--- WHAT TO PRODUCE ---
Could you reproduce each of the entries below line for line, without changing a single character?

--- LISTED ENTRIES ---
........

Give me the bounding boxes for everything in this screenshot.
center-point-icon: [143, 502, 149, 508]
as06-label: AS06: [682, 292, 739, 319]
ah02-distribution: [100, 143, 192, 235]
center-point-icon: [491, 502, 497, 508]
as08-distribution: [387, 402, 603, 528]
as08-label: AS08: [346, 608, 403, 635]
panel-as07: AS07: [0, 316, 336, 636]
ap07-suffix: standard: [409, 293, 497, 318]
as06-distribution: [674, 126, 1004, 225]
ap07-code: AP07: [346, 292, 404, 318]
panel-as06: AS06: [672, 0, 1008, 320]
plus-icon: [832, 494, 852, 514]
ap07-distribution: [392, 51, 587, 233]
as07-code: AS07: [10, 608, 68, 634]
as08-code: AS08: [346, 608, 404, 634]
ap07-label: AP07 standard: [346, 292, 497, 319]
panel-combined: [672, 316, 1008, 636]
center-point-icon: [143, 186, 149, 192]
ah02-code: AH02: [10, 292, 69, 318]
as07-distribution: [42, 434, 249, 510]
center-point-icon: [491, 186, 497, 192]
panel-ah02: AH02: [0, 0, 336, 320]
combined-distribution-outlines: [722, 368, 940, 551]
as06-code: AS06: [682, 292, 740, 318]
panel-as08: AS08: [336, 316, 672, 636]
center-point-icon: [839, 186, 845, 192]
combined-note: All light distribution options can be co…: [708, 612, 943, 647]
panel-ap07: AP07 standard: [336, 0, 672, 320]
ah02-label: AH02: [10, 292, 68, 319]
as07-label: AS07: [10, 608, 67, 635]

........

--- RESULT BELOW ---
Give me the bounding boxes for everything in this screenshot.
center-point-icon: [143, 502, 149, 508]
as06-label: AS06: [682, 292, 739, 319]
ah02-distribution: [100, 143, 192, 235]
center-point-icon: [491, 502, 497, 508]
as08-distribution: [387, 402, 603, 528]
as08-label: AS08: [346, 608, 403, 635]
panel-as07: AS07: [0, 316, 336, 636]
ap07-suffix: standard: [409, 293, 497, 318]
as06-distribution: [674, 126, 1004, 225]
ap07-code: AP07: [346, 292, 404, 318]
panel-as06: AS06: [672, 0, 1008, 320]
plus-icon: [832, 494, 852, 514]
ap07-distribution: [392, 51, 587, 233]
as07-code: AS07: [10, 608, 68, 634]
as08-code: AS08: [346, 608, 404, 634]
ap07-label: AP07 standard: [346, 292, 497, 319]
panel-combined: [672, 316, 1008, 636]
center-point-icon: [143, 186, 149, 192]
ah02-code: AH02: [10, 292, 69, 318]
as07-distribution: [42, 434, 249, 510]
center-point-icon: [491, 186, 497, 192]
panel-ah02: AH02: [0, 0, 336, 320]
combined-distribution-outlines: [722, 368, 940, 551]
as06-code: AS06: [682, 292, 740, 318]
panel-as08: AS08: [336, 316, 672, 636]
center-point-icon: [839, 186, 845, 192]
combined-note: All light distribution options can be co…: [708, 612, 943, 647]
panel-ap07: AP07 standard: [336, 0, 672, 320]
ah02-label: AH02: [10, 292, 68, 319]
as07-label: AS07: [10, 608, 67, 635]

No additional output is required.